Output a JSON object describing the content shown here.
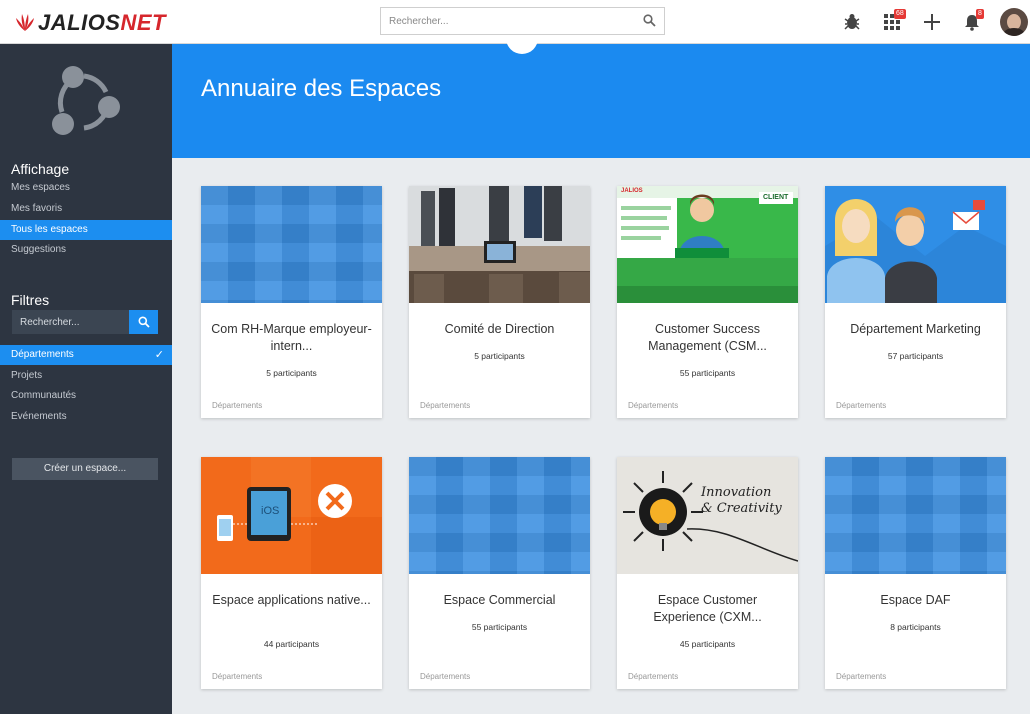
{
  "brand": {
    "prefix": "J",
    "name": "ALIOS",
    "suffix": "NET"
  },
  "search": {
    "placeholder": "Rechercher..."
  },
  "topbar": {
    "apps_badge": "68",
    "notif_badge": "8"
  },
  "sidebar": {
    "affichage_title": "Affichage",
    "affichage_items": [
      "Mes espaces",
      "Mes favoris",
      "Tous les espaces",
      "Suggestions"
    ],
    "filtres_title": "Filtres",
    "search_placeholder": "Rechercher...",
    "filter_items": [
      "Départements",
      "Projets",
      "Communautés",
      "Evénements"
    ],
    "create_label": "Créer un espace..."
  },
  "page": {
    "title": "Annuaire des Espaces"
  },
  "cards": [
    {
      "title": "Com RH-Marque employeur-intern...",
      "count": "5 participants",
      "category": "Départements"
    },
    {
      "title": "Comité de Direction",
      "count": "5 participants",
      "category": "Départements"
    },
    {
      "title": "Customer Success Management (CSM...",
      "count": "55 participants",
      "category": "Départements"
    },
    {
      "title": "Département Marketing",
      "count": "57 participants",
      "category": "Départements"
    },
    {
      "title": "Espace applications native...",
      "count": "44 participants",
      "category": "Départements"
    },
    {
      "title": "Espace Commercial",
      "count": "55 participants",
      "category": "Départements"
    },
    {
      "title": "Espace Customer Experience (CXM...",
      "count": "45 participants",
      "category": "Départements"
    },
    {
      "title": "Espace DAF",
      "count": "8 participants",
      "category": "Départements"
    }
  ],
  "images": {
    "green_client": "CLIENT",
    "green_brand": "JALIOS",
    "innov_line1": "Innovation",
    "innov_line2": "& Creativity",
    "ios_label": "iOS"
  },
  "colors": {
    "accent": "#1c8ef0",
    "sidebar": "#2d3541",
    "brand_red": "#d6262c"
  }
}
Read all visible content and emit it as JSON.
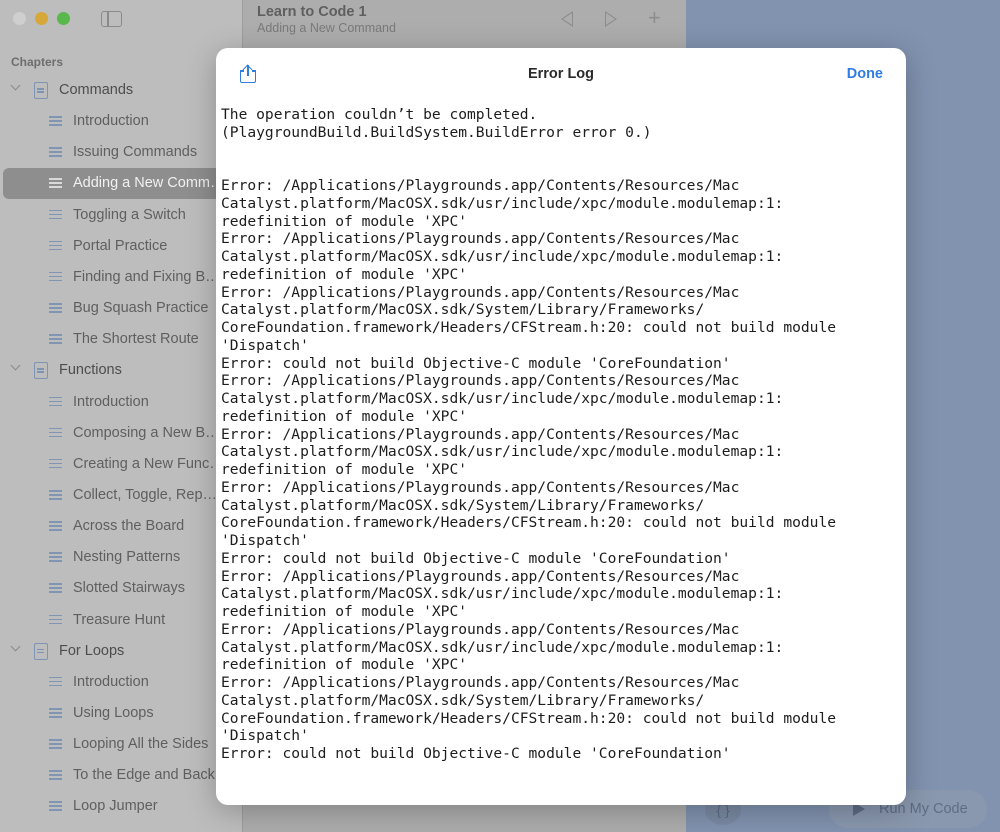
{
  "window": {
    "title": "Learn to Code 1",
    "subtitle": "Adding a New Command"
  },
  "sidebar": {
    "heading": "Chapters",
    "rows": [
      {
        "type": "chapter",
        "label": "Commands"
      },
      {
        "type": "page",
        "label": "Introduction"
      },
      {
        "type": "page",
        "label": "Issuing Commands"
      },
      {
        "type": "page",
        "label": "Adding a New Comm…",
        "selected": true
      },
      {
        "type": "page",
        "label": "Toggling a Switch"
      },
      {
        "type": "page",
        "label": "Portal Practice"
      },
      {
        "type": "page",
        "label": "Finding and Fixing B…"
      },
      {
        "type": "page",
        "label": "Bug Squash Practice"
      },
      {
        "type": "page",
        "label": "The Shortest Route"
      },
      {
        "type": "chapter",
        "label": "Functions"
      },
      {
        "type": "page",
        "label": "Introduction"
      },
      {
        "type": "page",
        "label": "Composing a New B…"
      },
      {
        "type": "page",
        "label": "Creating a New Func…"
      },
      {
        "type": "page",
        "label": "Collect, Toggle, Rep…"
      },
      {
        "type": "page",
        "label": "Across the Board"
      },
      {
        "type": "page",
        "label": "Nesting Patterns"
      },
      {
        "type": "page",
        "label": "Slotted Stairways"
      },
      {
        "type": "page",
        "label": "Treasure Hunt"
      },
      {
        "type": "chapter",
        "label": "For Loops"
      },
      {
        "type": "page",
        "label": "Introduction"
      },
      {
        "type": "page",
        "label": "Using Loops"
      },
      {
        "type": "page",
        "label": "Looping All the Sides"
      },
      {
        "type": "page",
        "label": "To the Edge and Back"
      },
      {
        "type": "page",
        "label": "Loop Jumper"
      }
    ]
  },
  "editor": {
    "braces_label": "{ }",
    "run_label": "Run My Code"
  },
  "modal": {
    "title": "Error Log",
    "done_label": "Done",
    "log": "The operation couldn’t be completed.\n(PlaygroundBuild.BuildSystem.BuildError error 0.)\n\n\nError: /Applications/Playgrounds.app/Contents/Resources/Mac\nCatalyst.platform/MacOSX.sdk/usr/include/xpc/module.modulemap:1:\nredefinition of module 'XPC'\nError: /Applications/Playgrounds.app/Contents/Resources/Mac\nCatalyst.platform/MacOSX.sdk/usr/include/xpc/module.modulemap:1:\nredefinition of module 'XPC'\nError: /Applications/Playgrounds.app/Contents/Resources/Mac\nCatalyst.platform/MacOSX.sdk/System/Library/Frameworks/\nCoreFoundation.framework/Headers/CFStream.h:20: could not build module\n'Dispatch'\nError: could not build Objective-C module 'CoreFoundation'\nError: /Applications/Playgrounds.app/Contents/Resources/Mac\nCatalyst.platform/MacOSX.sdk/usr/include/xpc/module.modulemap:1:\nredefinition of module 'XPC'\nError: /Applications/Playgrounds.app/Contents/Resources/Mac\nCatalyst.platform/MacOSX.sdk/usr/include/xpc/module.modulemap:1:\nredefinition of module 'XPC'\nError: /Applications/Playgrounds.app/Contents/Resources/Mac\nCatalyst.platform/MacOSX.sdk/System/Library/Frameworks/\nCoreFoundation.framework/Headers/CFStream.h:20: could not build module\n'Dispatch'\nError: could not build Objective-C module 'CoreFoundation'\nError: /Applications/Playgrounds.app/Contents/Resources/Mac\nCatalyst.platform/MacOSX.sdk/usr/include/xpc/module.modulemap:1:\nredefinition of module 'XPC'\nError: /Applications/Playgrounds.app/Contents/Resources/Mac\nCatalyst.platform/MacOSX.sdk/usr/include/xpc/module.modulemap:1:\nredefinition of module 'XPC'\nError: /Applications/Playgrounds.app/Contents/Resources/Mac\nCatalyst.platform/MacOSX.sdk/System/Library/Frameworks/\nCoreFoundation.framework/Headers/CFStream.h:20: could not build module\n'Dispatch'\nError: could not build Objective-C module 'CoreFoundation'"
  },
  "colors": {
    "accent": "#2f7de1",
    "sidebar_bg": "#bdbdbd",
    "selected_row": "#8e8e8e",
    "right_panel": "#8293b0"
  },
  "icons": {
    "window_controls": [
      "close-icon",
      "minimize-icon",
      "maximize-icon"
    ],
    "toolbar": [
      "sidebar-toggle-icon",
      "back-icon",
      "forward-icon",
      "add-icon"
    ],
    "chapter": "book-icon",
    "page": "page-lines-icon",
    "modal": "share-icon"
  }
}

_Task goal:_ The records above must be echoed exactly, minus their pictures.

_The output:_
Output a JSON object describing the content shown here.
{
  "brand": {
    "prefix": "J",
    "name": "ALIOS",
    "suffix": "NET"
  },
  "search": {
    "placeholder": "Rechercher..."
  },
  "topbar": {
    "apps_badge": "68",
    "notif_badge": "8"
  },
  "sidebar": {
    "affichage_title": "Affichage",
    "affichage_items": [
      "Mes espaces",
      "Mes favoris",
      "Tous les espaces",
      "Suggestions"
    ],
    "filtres_title": "Filtres",
    "search_placeholder": "Rechercher...",
    "filter_items": [
      "Départements",
      "Projets",
      "Communautés",
      "Evénements"
    ],
    "create_label": "Créer un espace..."
  },
  "page": {
    "title": "Annuaire des Espaces"
  },
  "cards": [
    {
      "title": "Com RH-Marque employeur-intern...",
      "count": "5 participants",
      "category": "Départements"
    },
    {
      "title": "Comité de Direction",
      "count": "5 participants",
      "category": "Départements"
    },
    {
      "title": "Customer Success Management (CSM...",
      "count": "55 participants",
      "category": "Départements"
    },
    {
      "title": "Département Marketing",
      "count": "57 participants",
      "category": "Départements"
    },
    {
      "title": "Espace applications native...",
      "count": "44 participants",
      "category": "Départements"
    },
    {
      "title": "Espace Commercial",
      "count": "55 participants",
      "category": "Départements"
    },
    {
      "title": "Espace Customer Experience (CXM...",
      "count": "45 participants",
      "category": "Départements"
    },
    {
      "title": "Espace DAF",
      "count": "8 participants",
      "category": "Départements"
    }
  ],
  "images": {
    "green_client": "CLIENT",
    "green_brand": "JALIOS",
    "innov_line1": "Innovation",
    "innov_line2": "& Creativity",
    "ios_label": "iOS"
  },
  "colors": {
    "accent": "#1c8ef0",
    "sidebar": "#2d3541",
    "brand_red": "#d6262c"
  }
}
Read all visible content and emit it as JSON.
{
  "window": {
    "title": "Learn to Code 1",
    "subtitle": "Adding a New Command"
  },
  "sidebar": {
    "heading": "Chapters",
    "rows": [
      {
        "type": "chapter",
        "label": "Commands"
      },
      {
        "type": "page",
        "label": "Introduction"
      },
      {
        "type": "page",
        "label": "Issuing Commands"
      },
      {
        "type": "page",
        "label": "Adding a New Comm…",
        "selected": true
      },
      {
        "type": "page",
        "label": "Toggling a Switch"
      },
      {
        "type": "page",
        "label": "Portal Practice"
      },
      {
        "type": "page",
        "label": "Finding and Fixing B…"
      },
      {
        "type": "page",
        "label": "Bug Squash Practice"
      },
      {
        "type": "page",
        "label": "The Shortest Route"
      },
      {
        "type": "chapter",
        "label": "Functions"
      },
      {
        "type": "page",
        "label": "Introduction"
      },
      {
        "type": "page",
        "label": "Composing a New B…"
      },
      {
        "type": "page",
        "label": "Creating a New Func…"
      },
      {
        "type": "page",
        "label": "Collect, Toggle, Rep…"
      },
      {
        "type": "page",
        "label": "Across the Board"
      },
      {
        "type": "page",
        "label": "Nesting Patterns"
      },
      {
        "type": "page",
        "label": "Slotted Stairways"
      },
      {
        "type": "page",
        "label": "Treasure Hunt"
      },
      {
        "type": "chapter",
        "label": "For Loops"
      },
      {
        "type": "page",
        "label": "Introduction"
      },
      {
        "type": "page",
        "label": "Using Loops"
      },
      {
        "type": "page",
        "label": "Looping All the Sides"
      },
      {
        "type": "page",
        "label": "To the Edge and Back"
      },
      {
        "type": "page",
        "label": "Loop Jumper"
      }
    ]
  },
  "editor": {
    "braces_label": "{ }",
    "run_label": "Run My Code"
  },
  "modal": {
    "title": "Error Log",
    "done_label": "Done",
    "log": "The operation couldn’t be completed.\n(PlaygroundBuild.BuildSystem.BuildError error 0.)\n\n\nError: /Applications/Playgrounds.app/Contents/Resources/Mac\nCatalyst.platform/MacOSX.sdk/usr/include/xpc/module.modulemap:1:\nredefinition of module 'XPC'\nError: /Applications/Playgrounds.app/Contents/Resources/Mac\nCatalyst.platform/MacOSX.sdk/usr/include/xpc/module.modulemap:1:\nredefinition of module 'XPC'\nError: /Applications/Playgrounds.app/Contents/Resources/Mac\nCatalyst.platform/MacOSX.sdk/System/Library/Frameworks/\nCoreFoundation.framework/Headers/CFStream.h:20: could not build module\n'Dispatch'\nError: could not build Objective-C module 'CoreFoundation'\nError: /Applications/Playgrounds.app/Contents/Resources/Mac\nCatalyst.platform/MacOSX.sdk/usr/include/xpc/module.modulemap:1:\nredefinition of module 'XPC'\nError: /Applications/Playgrounds.app/Contents/Resources/Mac\nCatalyst.platform/MacOSX.sdk/usr/include/xpc/module.modulemap:1:\nredefinition of module 'XPC'\nError: /Applications/Playgrounds.app/Contents/Resources/Mac\nCatalyst.platform/MacOSX.sdk/System/Library/Frameworks/\nCoreFoundation.framework/Headers/CFStream.h:20: could not build module\n'Dispatch'\nError: could not build Objective-C module 'CoreFoundation'\nError: /Applications/Playgrounds.app/Contents/Resources/Mac\nCatalyst.platform/MacOSX.sdk/usr/include/xpc/module.modulemap:1:\nredefinition of module 'XPC'\nError: /Applications/Playgrounds.app/Contents/Resources/Mac\nCatalyst.platform/MacOSX.sdk/usr/include/xpc/module.modulemap:1:\nredefinition of module 'XPC'\nError: /Applications/Playgrounds.app/Contents/Resources/Mac\nCatalyst.platform/MacOSX.sdk/System/Library/Frameworks/\nCoreFoundation.framework/Headers/CFStream.h:20: could not build module\n'Dispatch'\nError: could not build Objective-C module 'CoreFoundation'"
  },
  "colors": {
    "accent": "#2f7de1",
    "sidebar_bg": "#bdbdbd",
    "selected_row": "#8e8e8e",
    "right_panel": "#8293b0"
  },
  "icons": {
    "window_controls": [
      "close-icon",
      "minimize-icon",
      "maximize-icon"
    ],
    "toolbar": [
      "sidebar-toggle-icon",
      "back-icon",
      "forward-icon",
      "add-icon"
    ],
    "chapter": "book-icon",
    "page": "page-lines-icon",
    "modal": "share-icon"
  }
}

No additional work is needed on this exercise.